## Brief
Starting with the line that contains "What's the underlying", copy each line exactly through the end of the listing, and omit all pictures.

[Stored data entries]
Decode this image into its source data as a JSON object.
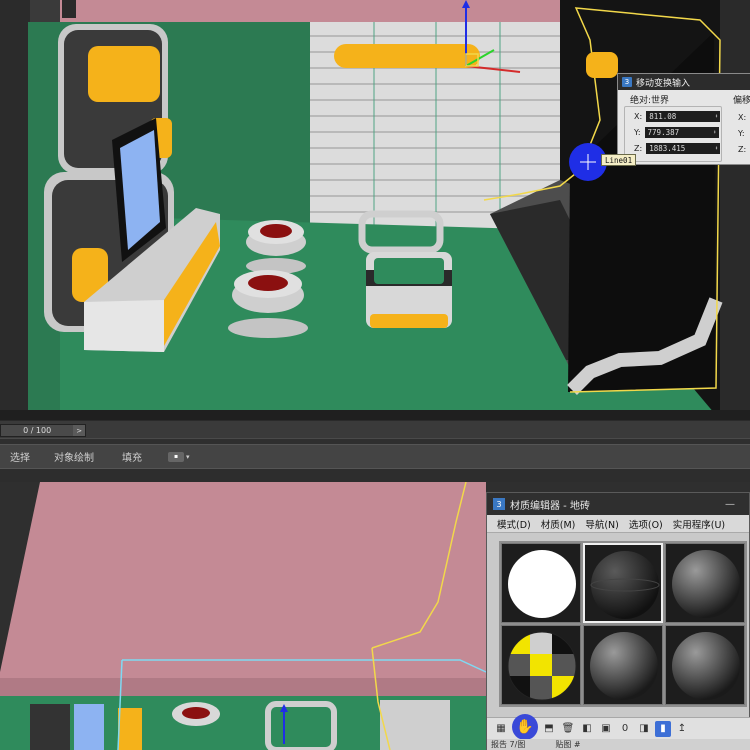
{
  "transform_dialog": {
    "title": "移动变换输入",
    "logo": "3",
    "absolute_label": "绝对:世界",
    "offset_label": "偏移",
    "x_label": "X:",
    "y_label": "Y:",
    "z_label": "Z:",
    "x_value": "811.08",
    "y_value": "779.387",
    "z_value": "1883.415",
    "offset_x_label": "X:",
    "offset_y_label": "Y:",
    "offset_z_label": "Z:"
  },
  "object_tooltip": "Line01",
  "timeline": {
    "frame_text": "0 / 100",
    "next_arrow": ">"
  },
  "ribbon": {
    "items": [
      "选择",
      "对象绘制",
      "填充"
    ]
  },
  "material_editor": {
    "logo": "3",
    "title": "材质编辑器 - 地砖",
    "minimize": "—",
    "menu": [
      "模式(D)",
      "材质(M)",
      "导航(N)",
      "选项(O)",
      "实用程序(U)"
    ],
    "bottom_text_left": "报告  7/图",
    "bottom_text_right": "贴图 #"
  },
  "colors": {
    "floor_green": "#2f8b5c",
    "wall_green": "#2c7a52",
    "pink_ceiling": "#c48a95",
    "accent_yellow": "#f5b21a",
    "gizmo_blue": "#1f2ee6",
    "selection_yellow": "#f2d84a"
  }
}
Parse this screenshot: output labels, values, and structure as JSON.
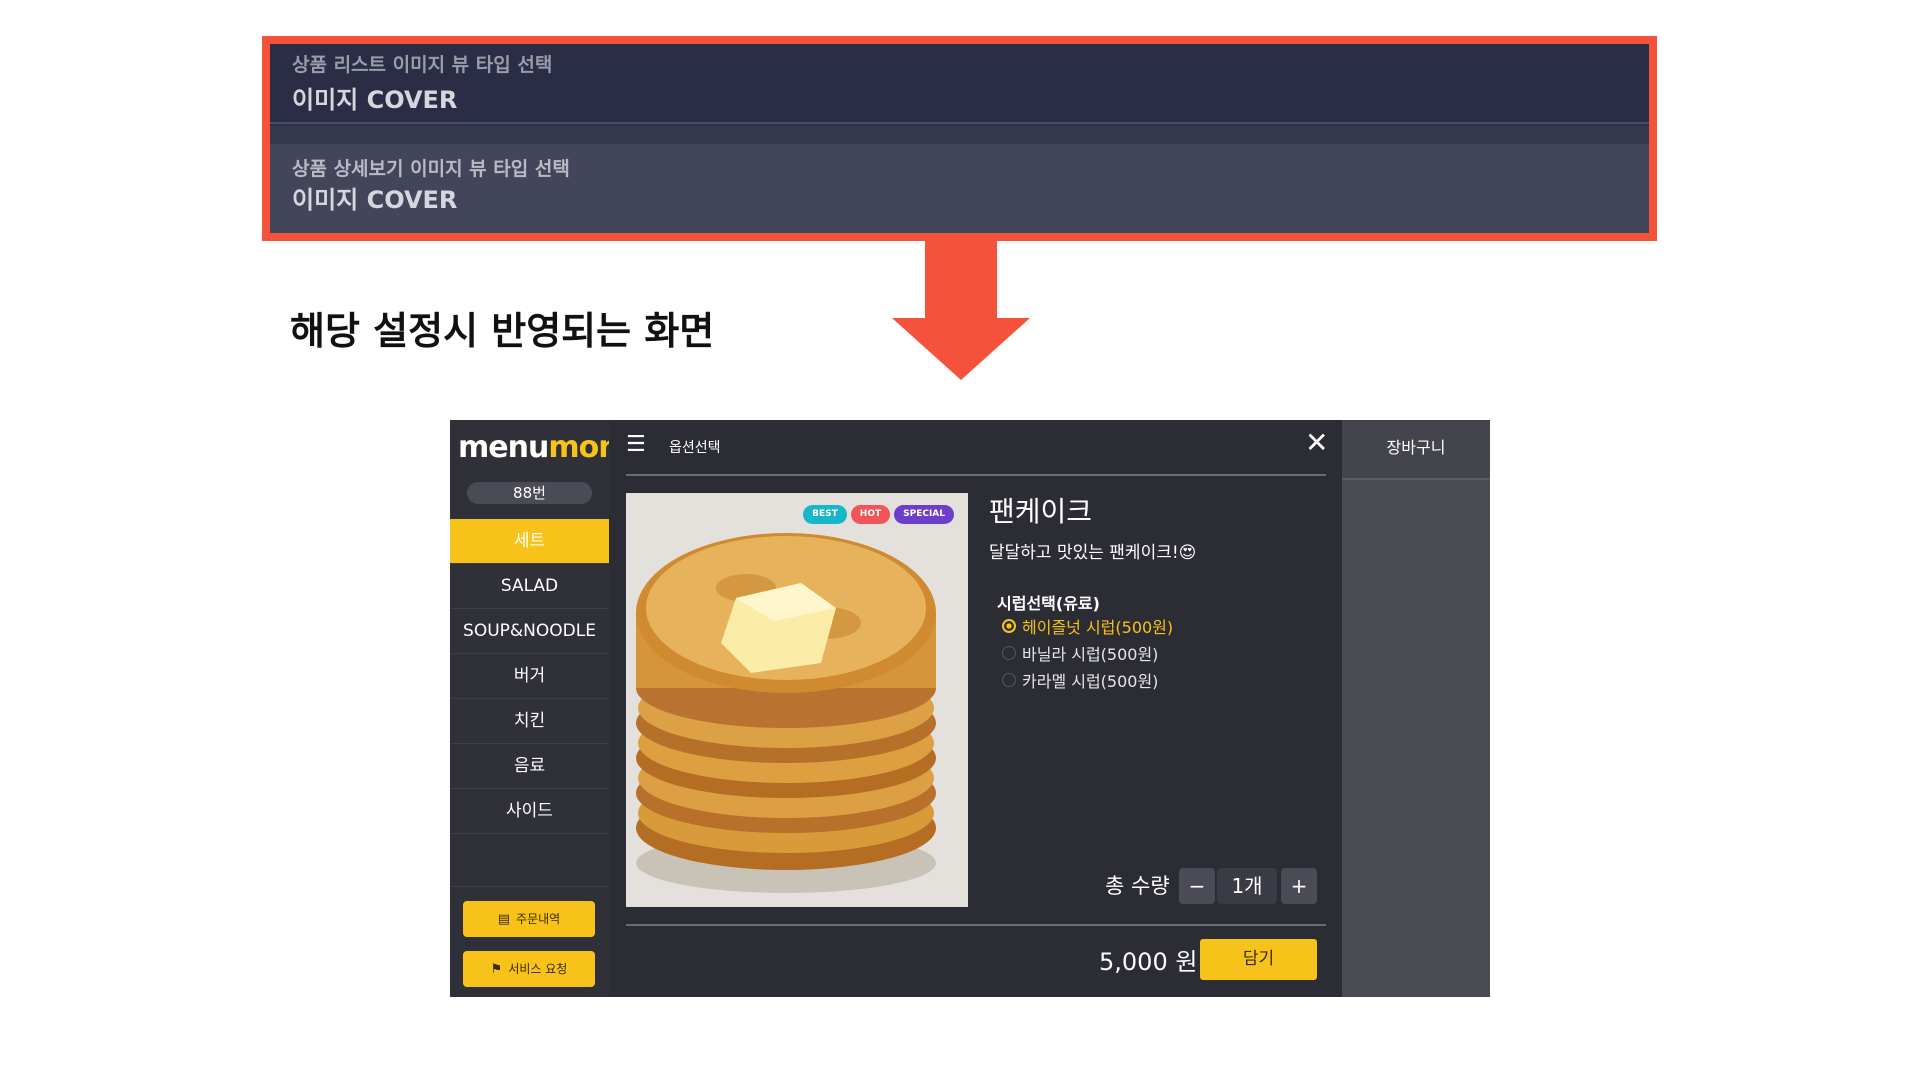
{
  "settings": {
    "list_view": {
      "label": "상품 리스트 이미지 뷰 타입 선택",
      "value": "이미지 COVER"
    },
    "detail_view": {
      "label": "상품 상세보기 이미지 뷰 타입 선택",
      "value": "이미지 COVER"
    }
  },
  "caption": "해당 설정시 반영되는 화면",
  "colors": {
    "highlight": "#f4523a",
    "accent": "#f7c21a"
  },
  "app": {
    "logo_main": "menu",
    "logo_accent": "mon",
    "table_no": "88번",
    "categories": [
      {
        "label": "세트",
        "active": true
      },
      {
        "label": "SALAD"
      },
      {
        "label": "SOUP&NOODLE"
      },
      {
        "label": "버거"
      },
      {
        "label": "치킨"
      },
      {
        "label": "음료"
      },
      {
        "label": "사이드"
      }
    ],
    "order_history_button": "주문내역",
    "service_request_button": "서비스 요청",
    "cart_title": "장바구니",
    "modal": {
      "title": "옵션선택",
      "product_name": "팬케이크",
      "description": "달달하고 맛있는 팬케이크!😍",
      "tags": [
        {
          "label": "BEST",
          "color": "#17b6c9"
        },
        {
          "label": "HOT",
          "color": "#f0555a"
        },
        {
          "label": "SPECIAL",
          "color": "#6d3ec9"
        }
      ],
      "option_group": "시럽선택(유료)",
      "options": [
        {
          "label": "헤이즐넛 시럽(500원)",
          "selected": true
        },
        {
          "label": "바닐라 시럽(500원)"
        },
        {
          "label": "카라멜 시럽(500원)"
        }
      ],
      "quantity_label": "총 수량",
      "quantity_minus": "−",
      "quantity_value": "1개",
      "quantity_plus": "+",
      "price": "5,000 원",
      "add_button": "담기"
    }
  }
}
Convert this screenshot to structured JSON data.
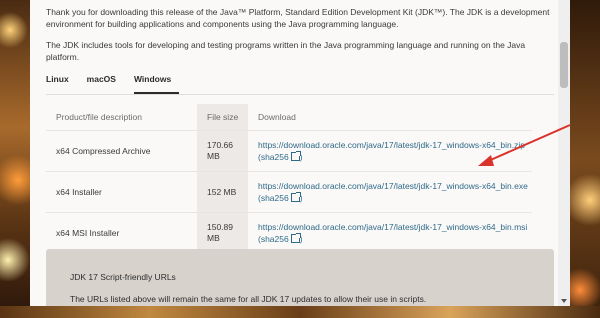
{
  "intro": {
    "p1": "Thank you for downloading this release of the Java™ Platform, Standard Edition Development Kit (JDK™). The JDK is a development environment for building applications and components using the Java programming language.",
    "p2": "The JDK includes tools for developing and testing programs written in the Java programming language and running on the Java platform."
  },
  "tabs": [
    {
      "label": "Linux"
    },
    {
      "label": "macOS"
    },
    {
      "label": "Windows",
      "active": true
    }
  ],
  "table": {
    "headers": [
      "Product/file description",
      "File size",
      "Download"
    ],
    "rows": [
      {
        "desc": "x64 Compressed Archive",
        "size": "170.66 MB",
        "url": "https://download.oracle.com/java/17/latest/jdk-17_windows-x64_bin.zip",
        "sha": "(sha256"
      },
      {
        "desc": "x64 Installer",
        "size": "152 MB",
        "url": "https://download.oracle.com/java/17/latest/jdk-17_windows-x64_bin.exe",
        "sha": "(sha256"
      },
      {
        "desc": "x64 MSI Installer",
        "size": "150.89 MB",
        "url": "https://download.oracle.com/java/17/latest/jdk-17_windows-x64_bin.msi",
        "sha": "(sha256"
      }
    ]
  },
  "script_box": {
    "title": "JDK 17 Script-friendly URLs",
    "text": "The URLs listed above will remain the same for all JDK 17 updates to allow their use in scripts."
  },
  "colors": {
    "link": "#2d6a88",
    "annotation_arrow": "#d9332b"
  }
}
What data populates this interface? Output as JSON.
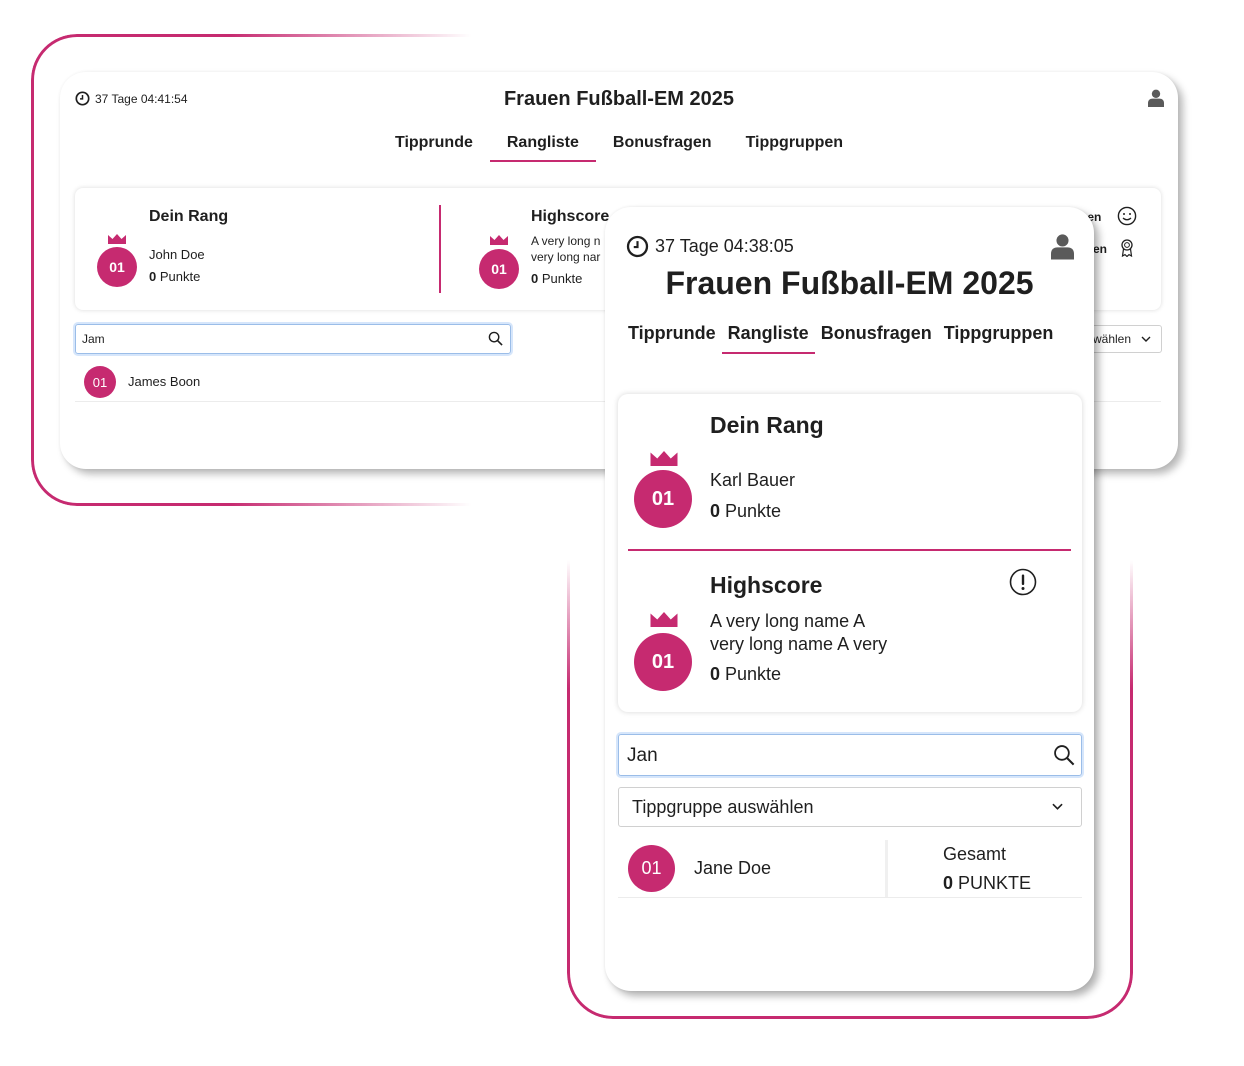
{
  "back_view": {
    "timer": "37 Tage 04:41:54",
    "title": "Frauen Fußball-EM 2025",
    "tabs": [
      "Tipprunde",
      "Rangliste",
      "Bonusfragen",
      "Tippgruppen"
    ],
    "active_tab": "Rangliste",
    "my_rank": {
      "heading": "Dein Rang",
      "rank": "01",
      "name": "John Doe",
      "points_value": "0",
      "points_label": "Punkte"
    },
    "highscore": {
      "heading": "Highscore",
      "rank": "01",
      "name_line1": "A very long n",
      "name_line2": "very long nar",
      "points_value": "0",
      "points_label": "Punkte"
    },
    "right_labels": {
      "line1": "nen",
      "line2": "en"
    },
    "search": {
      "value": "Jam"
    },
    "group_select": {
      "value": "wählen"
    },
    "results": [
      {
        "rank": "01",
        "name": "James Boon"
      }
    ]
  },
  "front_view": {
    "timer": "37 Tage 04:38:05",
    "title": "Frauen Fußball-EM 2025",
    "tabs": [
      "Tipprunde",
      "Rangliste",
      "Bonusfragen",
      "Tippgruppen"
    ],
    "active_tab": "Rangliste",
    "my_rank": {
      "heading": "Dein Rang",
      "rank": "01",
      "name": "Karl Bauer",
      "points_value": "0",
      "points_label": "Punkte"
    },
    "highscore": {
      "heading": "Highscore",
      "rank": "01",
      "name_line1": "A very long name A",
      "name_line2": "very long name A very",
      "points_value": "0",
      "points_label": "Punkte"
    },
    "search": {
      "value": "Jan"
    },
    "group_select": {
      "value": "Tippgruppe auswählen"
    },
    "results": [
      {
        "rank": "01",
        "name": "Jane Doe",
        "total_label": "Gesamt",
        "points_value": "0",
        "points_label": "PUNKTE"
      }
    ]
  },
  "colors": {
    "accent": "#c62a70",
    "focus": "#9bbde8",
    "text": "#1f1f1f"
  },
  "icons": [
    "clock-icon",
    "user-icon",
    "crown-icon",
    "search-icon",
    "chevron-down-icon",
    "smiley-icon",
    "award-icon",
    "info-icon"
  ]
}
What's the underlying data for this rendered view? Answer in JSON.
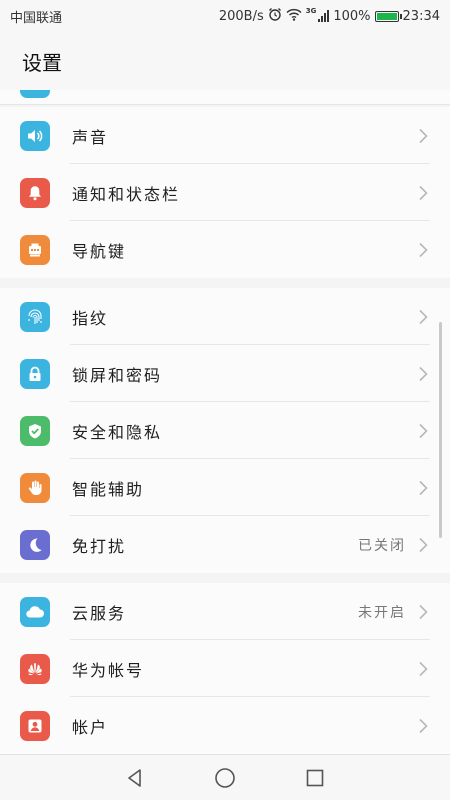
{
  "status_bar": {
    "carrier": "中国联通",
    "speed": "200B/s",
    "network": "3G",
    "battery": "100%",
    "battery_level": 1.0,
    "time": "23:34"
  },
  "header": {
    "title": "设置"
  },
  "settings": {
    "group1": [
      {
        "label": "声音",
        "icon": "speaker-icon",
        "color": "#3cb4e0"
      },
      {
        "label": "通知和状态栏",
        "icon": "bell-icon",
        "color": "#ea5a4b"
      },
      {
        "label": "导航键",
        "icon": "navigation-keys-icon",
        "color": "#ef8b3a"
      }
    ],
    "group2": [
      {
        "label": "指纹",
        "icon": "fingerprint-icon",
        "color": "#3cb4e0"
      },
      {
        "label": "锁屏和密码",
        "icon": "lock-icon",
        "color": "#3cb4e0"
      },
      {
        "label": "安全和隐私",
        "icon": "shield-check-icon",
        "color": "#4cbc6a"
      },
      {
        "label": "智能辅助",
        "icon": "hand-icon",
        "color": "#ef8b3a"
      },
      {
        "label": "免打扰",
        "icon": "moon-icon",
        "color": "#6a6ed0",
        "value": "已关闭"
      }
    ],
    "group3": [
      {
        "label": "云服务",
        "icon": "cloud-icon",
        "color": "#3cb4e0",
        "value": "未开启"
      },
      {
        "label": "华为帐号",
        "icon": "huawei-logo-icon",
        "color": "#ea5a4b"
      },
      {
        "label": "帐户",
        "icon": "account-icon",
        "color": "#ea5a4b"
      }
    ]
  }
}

## Correct response
What's the underlying data for this rendered view? Answer in JSON.
{
  "status_bar": {
    "carrier": "中国联通",
    "speed": "200B/s",
    "network": "3G",
    "battery": "100%",
    "battery_level": 1.0,
    "time": "23:34"
  },
  "header": {
    "title": "设置"
  },
  "settings": {
    "group1": [
      {
        "label": "声音",
        "icon": "speaker-icon",
        "color": "#3cb4e0"
      },
      {
        "label": "通知和状态栏",
        "icon": "bell-icon",
        "color": "#ea5a4b"
      },
      {
        "label": "导航键",
        "icon": "navigation-keys-icon",
        "color": "#ef8b3a"
      }
    ],
    "group2": [
      {
        "label": "指纹",
        "icon": "fingerprint-icon",
        "color": "#3cb4e0"
      },
      {
        "label": "锁屏和密码",
        "icon": "lock-icon",
        "color": "#3cb4e0"
      },
      {
        "label": "安全和隐私",
        "icon": "shield-check-icon",
        "color": "#4cbc6a"
      },
      {
        "label": "智能辅助",
        "icon": "hand-icon",
        "color": "#ef8b3a"
      },
      {
        "label": "免打扰",
        "icon": "moon-icon",
        "color": "#6a6ed0",
        "value": "已关闭"
      }
    ],
    "group3": [
      {
        "label": "云服务",
        "icon": "cloud-icon",
        "color": "#3cb4e0",
        "value": "未开启"
      },
      {
        "label": "华为帐号",
        "icon": "huawei-logo-icon",
        "color": "#ea5a4b"
      },
      {
        "label": "帐户",
        "icon": "account-icon",
        "color": "#ea5a4b"
      }
    ]
  }
}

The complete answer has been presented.